- [Recorded information]:

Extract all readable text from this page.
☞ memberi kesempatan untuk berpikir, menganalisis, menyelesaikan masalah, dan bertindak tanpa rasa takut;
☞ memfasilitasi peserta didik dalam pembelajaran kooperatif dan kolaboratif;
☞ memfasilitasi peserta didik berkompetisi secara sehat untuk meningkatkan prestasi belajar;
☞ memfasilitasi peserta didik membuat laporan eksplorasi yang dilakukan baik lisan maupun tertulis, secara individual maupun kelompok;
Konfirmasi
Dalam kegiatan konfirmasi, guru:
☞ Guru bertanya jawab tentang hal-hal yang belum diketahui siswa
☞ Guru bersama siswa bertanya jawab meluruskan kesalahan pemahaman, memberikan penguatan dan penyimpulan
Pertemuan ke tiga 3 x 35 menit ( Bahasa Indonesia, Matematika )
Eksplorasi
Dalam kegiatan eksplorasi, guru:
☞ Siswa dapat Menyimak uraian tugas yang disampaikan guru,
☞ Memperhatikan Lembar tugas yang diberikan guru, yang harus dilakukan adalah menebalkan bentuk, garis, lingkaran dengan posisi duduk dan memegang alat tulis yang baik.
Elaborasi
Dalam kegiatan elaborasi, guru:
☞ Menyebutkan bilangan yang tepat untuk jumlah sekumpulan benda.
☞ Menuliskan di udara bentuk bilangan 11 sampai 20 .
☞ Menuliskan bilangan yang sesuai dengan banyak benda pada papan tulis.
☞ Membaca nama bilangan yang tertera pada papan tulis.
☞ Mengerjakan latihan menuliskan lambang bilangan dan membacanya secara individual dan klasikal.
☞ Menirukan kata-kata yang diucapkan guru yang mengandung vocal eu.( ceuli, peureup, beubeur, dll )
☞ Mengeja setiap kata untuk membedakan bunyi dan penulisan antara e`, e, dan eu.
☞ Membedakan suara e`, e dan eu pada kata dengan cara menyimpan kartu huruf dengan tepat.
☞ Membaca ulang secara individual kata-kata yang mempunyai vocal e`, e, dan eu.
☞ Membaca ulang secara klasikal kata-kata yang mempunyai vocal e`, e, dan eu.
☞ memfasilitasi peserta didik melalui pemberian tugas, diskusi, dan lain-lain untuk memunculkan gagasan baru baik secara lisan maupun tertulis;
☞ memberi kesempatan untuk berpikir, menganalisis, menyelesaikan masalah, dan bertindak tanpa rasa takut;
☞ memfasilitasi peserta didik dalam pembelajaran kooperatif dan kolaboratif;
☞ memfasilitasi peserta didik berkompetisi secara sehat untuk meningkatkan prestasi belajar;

- [What you are asked to do]: Return all of the data word for word.

- [Exercise response]:
Extract all readable text from this page.
☞ memberi kesempatan untuk berpikir, menganalisis, menyelesaikan masalah, dan bertindak tanpa rasa takut;
☞ memfasilitasi peserta didik dalam pembelajaran kooperatif dan kolaboratif;
☞ memfasilitasi peserta didik berkompetisi secara sehat untuk meningkatkan prestasi belajar;
☞ memfasilitasi peserta didik membuat laporan eksplorasi yang dilakukan baik lisan maupun tertulis, secara individual maupun kelompok;
Konfirmasi
Dalam kegiatan konfirmasi, guru:
☞ Guru bertanya jawab tentang hal-hal yang belum diketahui siswa
☞ Guru bersama siswa bertanya jawab meluruskan kesalahan pemahaman, memberikan penguatan dan penyimpulan
Pertemuan ke tiga 3 x 35 menit ( Bahasa Indonesia, Matematika )
Eksplorasi
Dalam kegiatan eksplorasi, guru:
☞ Siswa dapat Menyimak uraian tugas yang disampaikan guru,
☞ Memperhatikan Lembar tugas yang diberikan guru, yang harus dilakukan adalah menebalkan bentuk, garis, lingkaran dengan posisi duduk dan memegang alat tulis yang baik.
Elaborasi
Dalam kegiatan elaborasi, guru:
☞ Menyebutkan bilangan yang tepat untuk jumlah sekumpulan benda.
☞ Menuliskan di udara bentuk bilangan 11 sampai 20 .
☞ Menuliskan bilangan yang sesuai dengan banyak benda pada papan tulis.
☞ Membaca nama bilangan yang tertera pada papan tulis.
☞ Mengerjakan latihan menuliskan lambang bilangan dan membacanya secara individual dan klasikal.
☞ Menirukan kata-kata yang diucapkan guru yang mengandung vocal eu.( ceuli, peureup, beubeur, dll )
☞ Mengeja setiap kata untuk membedakan bunyi dan penulisan antara e`, e, dan eu.
☞ Membedakan suara e`, e dan eu pada kata dengan cara menyimpan kartu huruf dengan tepat.
☞ Membaca ulang secara individual kata-kata yang mempunyai vocal e`, e, dan eu.
☞ Membaca ulang secara klasikal kata-kata yang mempunyai vocal e`, e, dan eu.
☞ memfasilitasi peserta didik melalui pemberian tugas, diskusi, dan lain-lain untuk memunculkan gagasan baru baik secara lisan maupun tertulis;
☞ memberi kesempatan untuk berpikir, menganalisis, menyelesaikan masalah, dan bertindak tanpa rasa takut;
☞ memfasilitasi peserta didik dalam pembelajaran kooperatif dan kolaboratif;
☞ memfasilitasi peserta didik berkompetisi secara sehat untuk meningkatkan prestasi belajar;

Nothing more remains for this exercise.